◆ **YOUR GOAL**: Find how many lines in the data below include the word "Caucasians", then write only that number.

◆ **SOURCE DATA**:

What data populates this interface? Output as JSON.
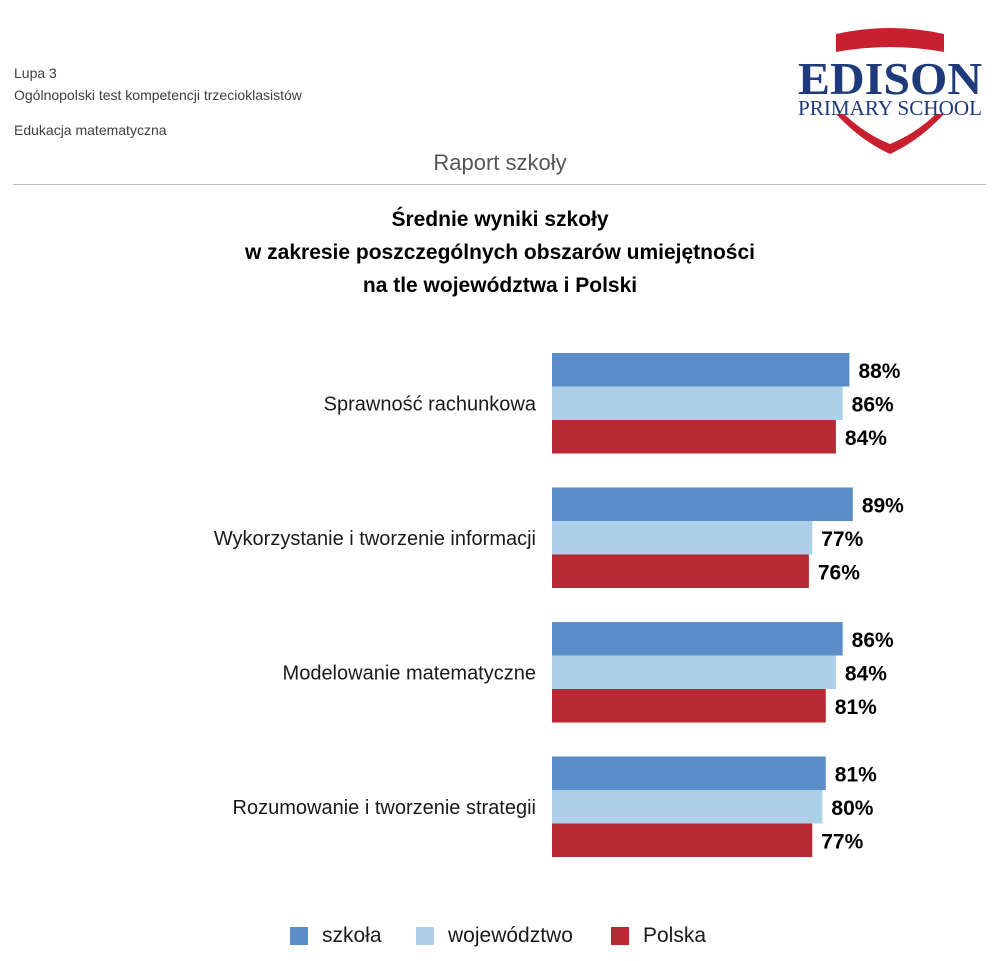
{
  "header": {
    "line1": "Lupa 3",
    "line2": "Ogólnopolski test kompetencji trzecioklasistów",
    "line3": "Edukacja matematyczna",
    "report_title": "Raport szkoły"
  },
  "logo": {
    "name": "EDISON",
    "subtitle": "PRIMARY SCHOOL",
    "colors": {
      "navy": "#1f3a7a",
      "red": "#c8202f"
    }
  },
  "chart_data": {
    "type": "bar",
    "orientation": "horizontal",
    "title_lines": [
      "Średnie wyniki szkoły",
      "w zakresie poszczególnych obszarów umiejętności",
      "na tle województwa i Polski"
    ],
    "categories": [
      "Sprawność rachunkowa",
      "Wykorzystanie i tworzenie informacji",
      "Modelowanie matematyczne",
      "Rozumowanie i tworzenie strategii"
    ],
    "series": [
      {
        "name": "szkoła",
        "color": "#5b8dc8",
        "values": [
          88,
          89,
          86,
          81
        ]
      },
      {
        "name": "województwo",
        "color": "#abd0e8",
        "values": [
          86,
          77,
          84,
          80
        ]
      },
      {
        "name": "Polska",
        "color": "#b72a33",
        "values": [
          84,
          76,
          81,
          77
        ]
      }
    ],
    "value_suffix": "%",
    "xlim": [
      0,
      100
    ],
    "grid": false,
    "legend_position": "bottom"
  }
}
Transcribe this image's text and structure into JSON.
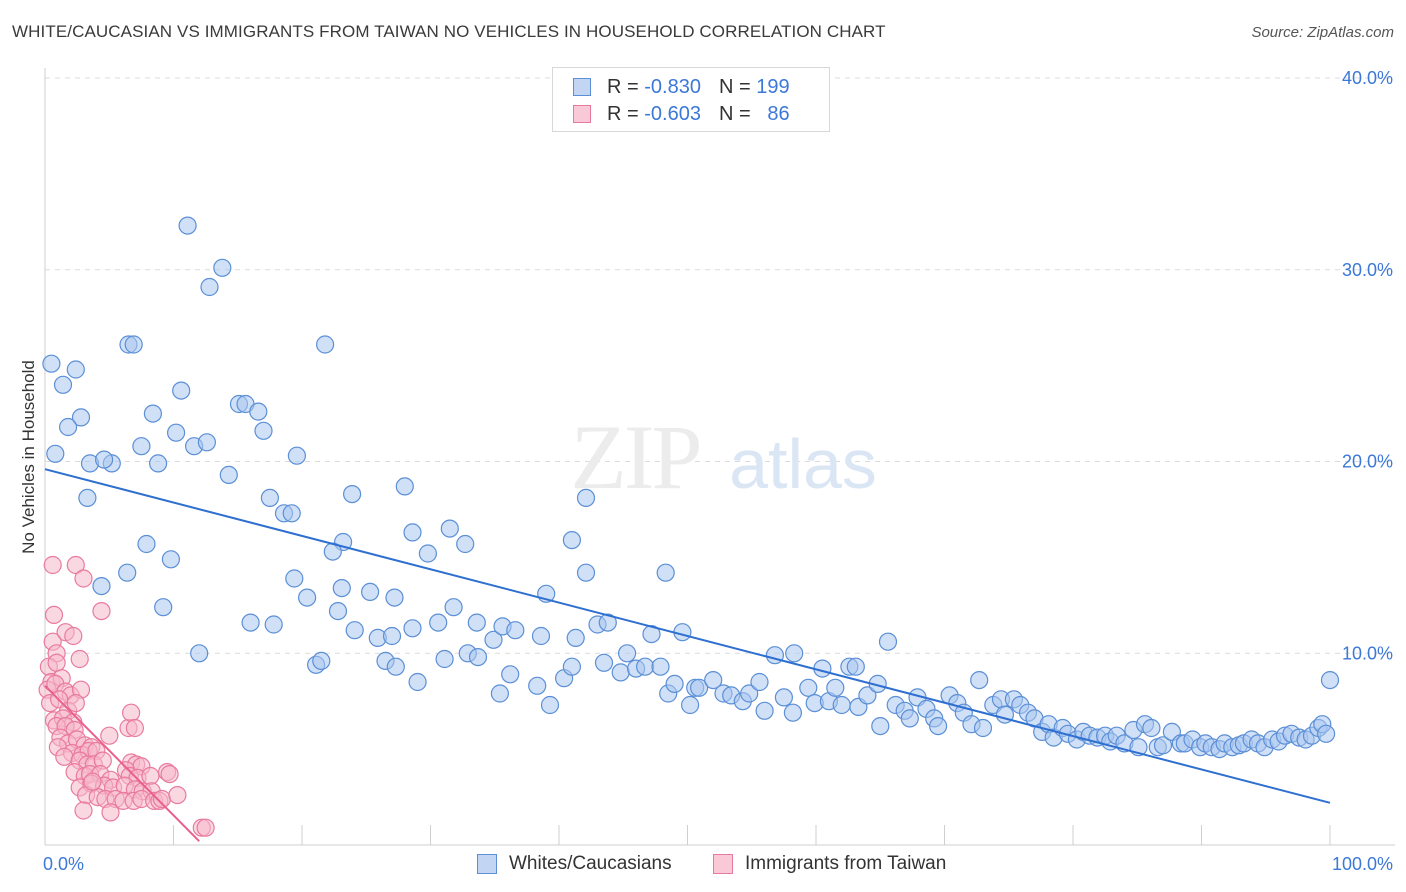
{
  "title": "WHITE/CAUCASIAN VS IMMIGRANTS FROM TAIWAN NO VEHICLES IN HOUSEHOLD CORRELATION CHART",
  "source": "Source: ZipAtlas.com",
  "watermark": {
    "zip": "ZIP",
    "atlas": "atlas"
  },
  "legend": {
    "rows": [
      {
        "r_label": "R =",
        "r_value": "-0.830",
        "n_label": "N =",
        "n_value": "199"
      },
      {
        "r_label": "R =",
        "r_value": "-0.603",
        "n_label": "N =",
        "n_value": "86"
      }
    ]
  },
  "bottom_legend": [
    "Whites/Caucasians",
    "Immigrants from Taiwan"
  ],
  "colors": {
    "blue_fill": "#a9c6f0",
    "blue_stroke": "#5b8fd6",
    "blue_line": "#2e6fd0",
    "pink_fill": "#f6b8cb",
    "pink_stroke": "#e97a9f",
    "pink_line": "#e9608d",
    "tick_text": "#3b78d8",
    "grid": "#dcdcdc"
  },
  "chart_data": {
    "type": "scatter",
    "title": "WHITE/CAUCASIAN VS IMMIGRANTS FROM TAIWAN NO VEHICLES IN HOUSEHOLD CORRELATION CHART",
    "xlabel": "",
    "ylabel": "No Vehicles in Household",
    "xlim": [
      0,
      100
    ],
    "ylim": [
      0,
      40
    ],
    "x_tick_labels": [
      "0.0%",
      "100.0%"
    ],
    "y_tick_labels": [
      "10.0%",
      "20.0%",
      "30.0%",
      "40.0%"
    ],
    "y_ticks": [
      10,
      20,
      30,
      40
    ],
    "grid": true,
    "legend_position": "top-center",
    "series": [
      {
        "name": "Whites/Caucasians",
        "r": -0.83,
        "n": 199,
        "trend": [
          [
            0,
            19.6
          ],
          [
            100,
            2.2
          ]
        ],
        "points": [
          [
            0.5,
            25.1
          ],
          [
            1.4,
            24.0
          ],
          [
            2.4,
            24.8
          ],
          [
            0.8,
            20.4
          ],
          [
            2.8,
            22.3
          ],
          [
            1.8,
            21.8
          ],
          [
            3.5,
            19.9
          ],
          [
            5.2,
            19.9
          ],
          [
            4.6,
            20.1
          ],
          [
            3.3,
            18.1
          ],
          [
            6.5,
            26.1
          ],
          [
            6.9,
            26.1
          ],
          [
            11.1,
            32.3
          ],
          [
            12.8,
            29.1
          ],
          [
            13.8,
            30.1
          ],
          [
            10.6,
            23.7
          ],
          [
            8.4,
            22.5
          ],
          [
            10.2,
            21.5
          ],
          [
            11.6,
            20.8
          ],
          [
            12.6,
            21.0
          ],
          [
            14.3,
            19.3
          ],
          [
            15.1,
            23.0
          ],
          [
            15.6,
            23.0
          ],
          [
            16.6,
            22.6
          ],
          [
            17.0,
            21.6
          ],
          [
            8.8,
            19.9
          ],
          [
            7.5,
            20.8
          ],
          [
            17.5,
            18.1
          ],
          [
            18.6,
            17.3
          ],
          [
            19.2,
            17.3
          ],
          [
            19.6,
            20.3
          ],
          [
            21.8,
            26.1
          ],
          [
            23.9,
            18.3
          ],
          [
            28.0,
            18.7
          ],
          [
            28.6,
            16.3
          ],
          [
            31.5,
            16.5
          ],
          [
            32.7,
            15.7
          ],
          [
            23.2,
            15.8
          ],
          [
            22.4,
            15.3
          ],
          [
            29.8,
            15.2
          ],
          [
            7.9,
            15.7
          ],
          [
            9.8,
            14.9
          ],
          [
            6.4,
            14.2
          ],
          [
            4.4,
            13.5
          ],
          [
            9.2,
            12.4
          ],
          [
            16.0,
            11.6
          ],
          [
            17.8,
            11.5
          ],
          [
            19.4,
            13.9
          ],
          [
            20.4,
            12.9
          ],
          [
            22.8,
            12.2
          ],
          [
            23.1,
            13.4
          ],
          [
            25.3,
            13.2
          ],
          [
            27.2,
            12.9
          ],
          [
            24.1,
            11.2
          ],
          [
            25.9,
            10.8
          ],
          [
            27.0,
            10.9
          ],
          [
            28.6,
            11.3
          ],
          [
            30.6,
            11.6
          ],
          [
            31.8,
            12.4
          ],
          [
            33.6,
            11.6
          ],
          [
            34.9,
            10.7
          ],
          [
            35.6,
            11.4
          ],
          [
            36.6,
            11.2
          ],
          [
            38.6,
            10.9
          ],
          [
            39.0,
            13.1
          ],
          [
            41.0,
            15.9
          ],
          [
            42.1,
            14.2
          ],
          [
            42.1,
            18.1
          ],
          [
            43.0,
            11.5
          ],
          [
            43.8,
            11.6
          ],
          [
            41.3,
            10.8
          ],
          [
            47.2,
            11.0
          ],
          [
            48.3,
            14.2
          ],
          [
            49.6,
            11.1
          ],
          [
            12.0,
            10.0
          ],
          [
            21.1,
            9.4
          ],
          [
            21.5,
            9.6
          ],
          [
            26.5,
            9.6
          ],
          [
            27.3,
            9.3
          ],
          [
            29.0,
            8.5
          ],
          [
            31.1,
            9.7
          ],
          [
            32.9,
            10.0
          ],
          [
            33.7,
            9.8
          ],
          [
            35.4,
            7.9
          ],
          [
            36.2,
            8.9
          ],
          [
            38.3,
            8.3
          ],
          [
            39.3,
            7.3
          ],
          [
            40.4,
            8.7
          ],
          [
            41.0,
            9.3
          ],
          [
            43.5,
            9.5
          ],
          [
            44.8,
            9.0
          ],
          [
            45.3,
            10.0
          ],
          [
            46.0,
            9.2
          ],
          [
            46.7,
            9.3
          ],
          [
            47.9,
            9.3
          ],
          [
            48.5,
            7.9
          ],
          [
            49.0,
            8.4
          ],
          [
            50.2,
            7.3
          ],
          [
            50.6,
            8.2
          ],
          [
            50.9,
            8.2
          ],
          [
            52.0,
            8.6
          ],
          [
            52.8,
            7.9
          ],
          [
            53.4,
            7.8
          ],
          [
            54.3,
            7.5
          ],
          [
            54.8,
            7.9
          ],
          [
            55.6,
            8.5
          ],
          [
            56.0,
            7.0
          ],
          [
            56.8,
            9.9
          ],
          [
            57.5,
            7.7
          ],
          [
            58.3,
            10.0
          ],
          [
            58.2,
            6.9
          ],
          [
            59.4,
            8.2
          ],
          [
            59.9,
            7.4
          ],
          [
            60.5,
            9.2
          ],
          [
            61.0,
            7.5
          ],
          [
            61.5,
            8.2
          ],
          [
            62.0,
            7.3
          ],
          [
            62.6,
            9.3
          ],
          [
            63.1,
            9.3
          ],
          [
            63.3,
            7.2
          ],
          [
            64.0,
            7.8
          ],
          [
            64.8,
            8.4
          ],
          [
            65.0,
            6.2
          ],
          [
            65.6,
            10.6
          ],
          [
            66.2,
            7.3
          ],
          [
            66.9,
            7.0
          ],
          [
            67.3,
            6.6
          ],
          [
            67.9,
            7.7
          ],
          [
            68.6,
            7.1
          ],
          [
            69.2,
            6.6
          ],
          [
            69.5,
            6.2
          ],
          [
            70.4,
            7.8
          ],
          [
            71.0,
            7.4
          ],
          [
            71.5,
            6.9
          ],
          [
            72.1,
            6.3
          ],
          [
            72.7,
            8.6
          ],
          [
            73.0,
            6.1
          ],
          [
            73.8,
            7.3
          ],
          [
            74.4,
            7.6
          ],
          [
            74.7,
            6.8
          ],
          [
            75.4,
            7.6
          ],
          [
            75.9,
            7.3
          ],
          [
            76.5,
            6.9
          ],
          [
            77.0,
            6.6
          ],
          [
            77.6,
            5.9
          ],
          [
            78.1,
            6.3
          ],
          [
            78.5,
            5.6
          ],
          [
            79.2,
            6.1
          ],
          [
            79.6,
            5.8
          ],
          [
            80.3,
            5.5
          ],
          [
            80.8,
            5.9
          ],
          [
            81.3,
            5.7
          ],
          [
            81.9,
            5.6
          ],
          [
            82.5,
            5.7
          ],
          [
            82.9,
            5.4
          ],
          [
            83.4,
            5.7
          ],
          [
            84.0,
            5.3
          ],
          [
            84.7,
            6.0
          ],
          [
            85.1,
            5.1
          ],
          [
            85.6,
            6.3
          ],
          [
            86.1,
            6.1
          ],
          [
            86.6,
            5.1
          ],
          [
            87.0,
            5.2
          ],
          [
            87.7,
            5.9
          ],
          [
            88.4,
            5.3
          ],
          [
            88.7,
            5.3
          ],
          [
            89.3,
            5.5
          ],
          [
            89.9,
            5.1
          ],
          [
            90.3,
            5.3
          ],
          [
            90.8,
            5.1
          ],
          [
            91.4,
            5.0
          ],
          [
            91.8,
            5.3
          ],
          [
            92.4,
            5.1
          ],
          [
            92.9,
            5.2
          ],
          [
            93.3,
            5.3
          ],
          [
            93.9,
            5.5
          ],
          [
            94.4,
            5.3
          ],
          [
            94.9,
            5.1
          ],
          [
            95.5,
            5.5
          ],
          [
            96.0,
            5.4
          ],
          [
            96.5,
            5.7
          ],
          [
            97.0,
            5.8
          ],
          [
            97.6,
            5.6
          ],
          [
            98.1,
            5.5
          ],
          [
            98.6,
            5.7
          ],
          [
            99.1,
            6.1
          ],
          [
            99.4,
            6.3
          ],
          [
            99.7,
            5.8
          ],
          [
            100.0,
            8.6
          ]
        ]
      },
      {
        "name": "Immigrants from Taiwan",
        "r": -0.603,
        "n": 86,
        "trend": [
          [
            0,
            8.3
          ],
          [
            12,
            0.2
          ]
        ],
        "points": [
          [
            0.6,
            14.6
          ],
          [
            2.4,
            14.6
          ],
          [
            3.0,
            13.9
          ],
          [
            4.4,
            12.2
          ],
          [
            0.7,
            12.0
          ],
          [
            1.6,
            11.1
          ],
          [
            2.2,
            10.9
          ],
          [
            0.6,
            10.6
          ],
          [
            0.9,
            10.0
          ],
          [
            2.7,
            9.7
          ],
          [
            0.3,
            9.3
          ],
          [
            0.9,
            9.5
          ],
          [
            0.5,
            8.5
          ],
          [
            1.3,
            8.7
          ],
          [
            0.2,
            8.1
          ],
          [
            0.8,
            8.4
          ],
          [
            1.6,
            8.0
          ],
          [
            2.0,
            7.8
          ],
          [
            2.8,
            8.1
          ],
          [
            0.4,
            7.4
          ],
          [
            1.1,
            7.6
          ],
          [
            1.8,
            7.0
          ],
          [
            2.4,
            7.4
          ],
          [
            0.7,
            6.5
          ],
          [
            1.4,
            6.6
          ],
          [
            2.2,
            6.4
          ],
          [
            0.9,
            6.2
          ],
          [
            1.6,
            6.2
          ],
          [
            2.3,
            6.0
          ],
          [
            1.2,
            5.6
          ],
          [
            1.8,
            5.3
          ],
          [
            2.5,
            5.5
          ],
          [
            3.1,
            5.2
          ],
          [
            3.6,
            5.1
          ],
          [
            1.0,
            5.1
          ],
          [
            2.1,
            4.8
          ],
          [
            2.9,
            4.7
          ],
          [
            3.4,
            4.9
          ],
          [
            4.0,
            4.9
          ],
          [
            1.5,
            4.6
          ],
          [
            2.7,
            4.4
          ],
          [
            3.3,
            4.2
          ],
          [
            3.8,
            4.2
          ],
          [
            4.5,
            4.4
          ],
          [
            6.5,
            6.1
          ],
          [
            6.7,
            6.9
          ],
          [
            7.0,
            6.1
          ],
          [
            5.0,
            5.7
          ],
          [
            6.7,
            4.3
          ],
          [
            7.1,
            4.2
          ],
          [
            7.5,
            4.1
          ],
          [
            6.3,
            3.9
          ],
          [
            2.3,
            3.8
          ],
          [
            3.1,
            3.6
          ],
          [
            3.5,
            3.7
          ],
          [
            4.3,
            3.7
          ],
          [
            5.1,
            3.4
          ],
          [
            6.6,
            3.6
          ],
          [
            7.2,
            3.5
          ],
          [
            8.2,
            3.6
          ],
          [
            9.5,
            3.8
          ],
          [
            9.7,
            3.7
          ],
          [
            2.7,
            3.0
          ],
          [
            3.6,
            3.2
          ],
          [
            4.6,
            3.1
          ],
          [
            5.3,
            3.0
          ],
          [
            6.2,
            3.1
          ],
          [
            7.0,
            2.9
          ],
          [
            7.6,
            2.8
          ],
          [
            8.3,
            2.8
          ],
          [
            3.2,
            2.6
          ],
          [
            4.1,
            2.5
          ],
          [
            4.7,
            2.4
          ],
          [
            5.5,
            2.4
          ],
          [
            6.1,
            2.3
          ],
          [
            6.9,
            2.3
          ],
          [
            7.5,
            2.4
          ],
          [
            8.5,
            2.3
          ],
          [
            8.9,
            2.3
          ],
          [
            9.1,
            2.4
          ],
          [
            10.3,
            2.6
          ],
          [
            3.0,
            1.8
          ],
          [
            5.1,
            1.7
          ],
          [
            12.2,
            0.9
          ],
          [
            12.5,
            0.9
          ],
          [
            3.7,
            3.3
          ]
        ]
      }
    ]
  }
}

◆ **RESPONSE FOR THIS EXERCISE**: 2